--- The data Enclosed Below ---

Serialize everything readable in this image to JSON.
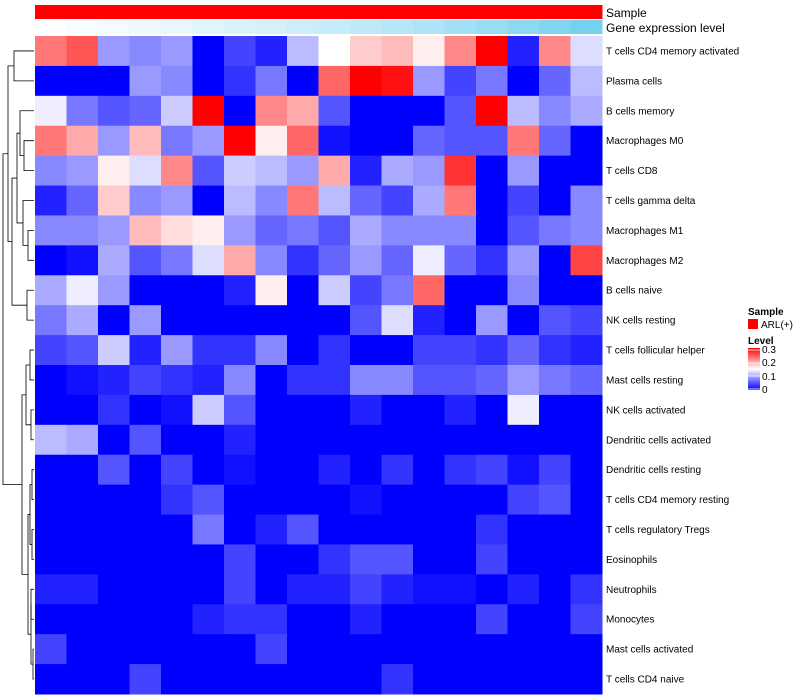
{
  "chart_data": {
    "type": "heatmap",
    "title": "",
    "annotations": [
      {
        "name": "Sample",
        "kind": "categorical",
        "value": "ARL(+)",
        "color": "#ff0000"
      },
      {
        "name": "Gene expression level",
        "kind": "continuous",
        "low_color": "#ffffff",
        "high_color": "#66ccee",
        "values": [
          0.02,
          0.05,
          0.08,
          0.12,
          0.16,
          0.2,
          0.24,
          0.28,
          0.33,
          0.38,
          0.43,
          0.48,
          0.53,
          0.6,
          0.67,
          0.74,
          0.82,
          0.9
        ]
      }
    ],
    "rows": [
      "T cells CD4 memory activated",
      "Plasma cells",
      "B cells memory",
      "Macrophages M0",
      "T cells CD8",
      "T cells gamma delta",
      "Macrophages M1",
      "Macrophages M2",
      "B cells naive",
      "NK cells resting",
      "T cells follicular helper",
      "Mast cells resting",
      "NK cells activated",
      "Dendritic cells activated",
      "Dendritic cells resting",
      "T cells CD4 memory resting",
      "T cells regulatory  Tregs",
      "Eosinophils",
      "Neutrophils",
      "Monocytes",
      "Mast cells activated",
      "T cells CD4 naive"
    ],
    "n_columns": 18,
    "values": [
      [
        0.23,
        0.25,
        0.09,
        0.08,
        0.09,
        0.0,
        0.04,
        0.02,
        0.11,
        0.15,
        0.18,
        0.19,
        0.16,
        0.22,
        0.3,
        0.02,
        0.22,
        0.13
      ],
      [
        0.0,
        0.0,
        0.0,
        0.09,
        0.08,
        0.0,
        0.03,
        0.07,
        0.0,
        0.24,
        0.3,
        0.29,
        0.09,
        0.04,
        0.07,
        0.0,
        0.06,
        0.11
      ],
      [
        0.14,
        0.07,
        0.05,
        0.06,
        0.12,
        0.3,
        0.0,
        0.22,
        0.2,
        0.05,
        0.0,
        0.0,
        0.0,
        0.05,
        0.3,
        0.11,
        0.08,
        0.1
      ],
      [
        0.23,
        0.2,
        0.09,
        0.19,
        0.07,
        0.09,
        0.3,
        0.16,
        0.24,
        0.01,
        0.0,
        0.0,
        0.06,
        0.05,
        0.05,
        0.23,
        0.06,
        0.0
      ],
      [
        0.08,
        0.09,
        0.16,
        0.13,
        0.22,
        0.05,
        0.12,
        0.11,
        0.09,
        0.2,
        0.02,
        0.1,
        0.09,
        0.27,
        0.0,
        0.09,
        0.0,
        0.0
      ],
      [
        0.02,
        0.06,
        0.18,
        0.08,
        0.09,
        0.0,
        0.11,
        0.08,
        0.23,
        0.11,
        0.06,
        0.04,
        0.1,
        0.23,
        0.0,
        0.04,
        0.0,
        0.08
      ],
      [
        0.08,
        0.08,
        0.09,
        0.19,
        0.17,
        0.16,
        0.09,
        0.06,
        0.07,
        0.05,
        0.1,
        0.08,
        0.08,
        0.08,
        0.0,
        0.05,
        0.07,
        0.08
      ],
      [
        0.0,
        0.01,
        0.1,
        0.05,
        0.07,
        0.13,
        0.2,
        0.08,
        0.03,
        0.06,
        0.09,
        0.06,
        0.14,
        0.06,
        0.03,
        0.09,
        0.0,
        0.26
      ],
      [
        0.1,
        0.14,
        0.09,
        0.0,
        0.0,
        0.0,
        0.02,
        0.16,
        0.0,
        0.12,
        0.04,
        0.07,
        0.24,
        0.0,
        0.0,
        0.08,
        0.0,
        0.0
      ],
      [
        0.07,
        0.1,
        0.0,
        0.09,
        0.0,
        0.0,
        0.0,
        0.0,
        0.0,
        0.0,
        0.05,
        0.13,
        0.02,
        0.0,
        0.09,
        0.0,
        0.05,
        0.04
      ],
      [
        0.04,
        0.05,
        0.12,
        0.02,
        0.09,
        0.03,
        0.03,
        0.08,
        0.0,
        0.03,
        0.0,
        0.0,
        0.04,
        0.04,
        0.03,
        0.06,
        0.03,
        0.02
      ],
      [
        0.0,
        0.01,
        0.02,
        0.04,
        0.03,
        0.02,
        0.08,
        0.0,
        0.03,
        0.03,
        0.08,
        0.08,
        0.05,
        0.05,
        0.06,
        0.09,
        0.07,
        0.06
      ],
      [
        0.0,
        0.0,
        0.03,
        0.0,
        0.01,
        0.12,
        0.05,
        0.0,
        0.0,
        0.0,
        0.02,
        0.0,
        0.0,
        0.02,
        0.0,
        0.14,
        0.0,
        0.0
      ],
      [
        0.11,
        0.1,
        0.0,
        0.05,
        0.0,
        0.0,
        0.02,
        0.0,
        0.0,
        0.0,
        0.0,
        0.0,
        0.0,
        0.0,
        0.0,
        0.0,
        0.0,
        0.0
      ],
      [
        0.0,
        0.0,
        0.05,
        0.0,
        0.04,
        0.0,
        0.01,
        0.0,
        0.0,
        0.02,
        0.0,
        0.03,
        0.0,
        0.03,
        0.04,
        0.01,
        0.04,
        0.0
      ],
      [
        0.0,
        0.0,
        0.0,
        0.0,
        0.03,
        0.05,
        0.0,
        0.0,
        0.0,
        0.0,
        0.01,
        0.0,
        0.0,
        0.0,
        0.0,
        0.04,
        0.05,
        0.0
      ],
      [
        0.0,
        0.0,
        0.0,
        0.0,
        0.0,
        0.07,
        0.0,
        0.02,
        0.05,
        0.0,
        0.0,
        0.0,
        0.0,
        0.0,
        0.03,
        0.0,
        0.0,
        0.0
      ],
      [
        0.0,
        0.0,
        0.0,
        0.0,
        0.0,
        0.0,
        0.04,
        0.0,
        0.0,
        0.03,
        0.05,
        0.05,
        0.0,
        0.0,
        0.04,
        0.0,
        0.0,
        0.0
      ],
      [
        0.02,
        0.02,
        0.0,
        0.0,
        0.0,
        0.0,
        0.04,
        0.0,
        0.02,
        0.02,
        0.04,
        0.02,
        0.01,
        0.01,
        0.0,
        0.02,
        0.0,
        0.03
      ],
      [
        0.0,
        0.0,
        0.0,
        0.0,
        0.0,
        0.02,
        0.03,
        0.03,
        0.0,
        0.0,
        0.02,
        0.0,
        0.0,
        0.0,
        0.04,
        0.0,
        0.0,
        0.04
      ],
      [
        0.04,
        0.0,
        0.0,
        0.0,
        0.0,
        0.0,
        0.0,
        0.04,
        0.0,
        0.0,
        0.0,
        0.0,
        0.0,
        0.0,
        0.0,
        0.0,
        0.0,
        0.0
      ],
      [
        0.0,
        0.0,
        0.0,
        0.04,
        0.0,
        0.0,
        0.0,
        0.0,
        0.0,
        0.0,
        0.0,
        0.03,
        0.0,
        0.0,
        0.0,
        0.0,
        0.0,
        0.0
      ]
    ],
    "color_scale": {
      "min": 0,
      "mid": 0.15,
      "max": 0.3,
      "low_color": "#0000ff",
      "mid_color": "#ffffff",
      "high_color": "#ff0000"
    },
    "dendrogram": {
      "side": "left",
      "leaf_order": "rows"
    },
    "legends": {
      "sample": {
        "title": "Sample",
        "entries": [
          {
            "label": "ARL(+)",
            "color": "#ff0000"
          }
        ]
      },
      "level": {
        "title": "Level",
        "ticks": [
          "0.3",
          "0.2",
          "0.1",
          "0"
        ]
      }
    }
  }
}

--- End of Enclosed The data ---

_Exercise objective_.
Your answer must be the number of lines above that contain the word "Macrophages", stated alone.

_Answer space_.
3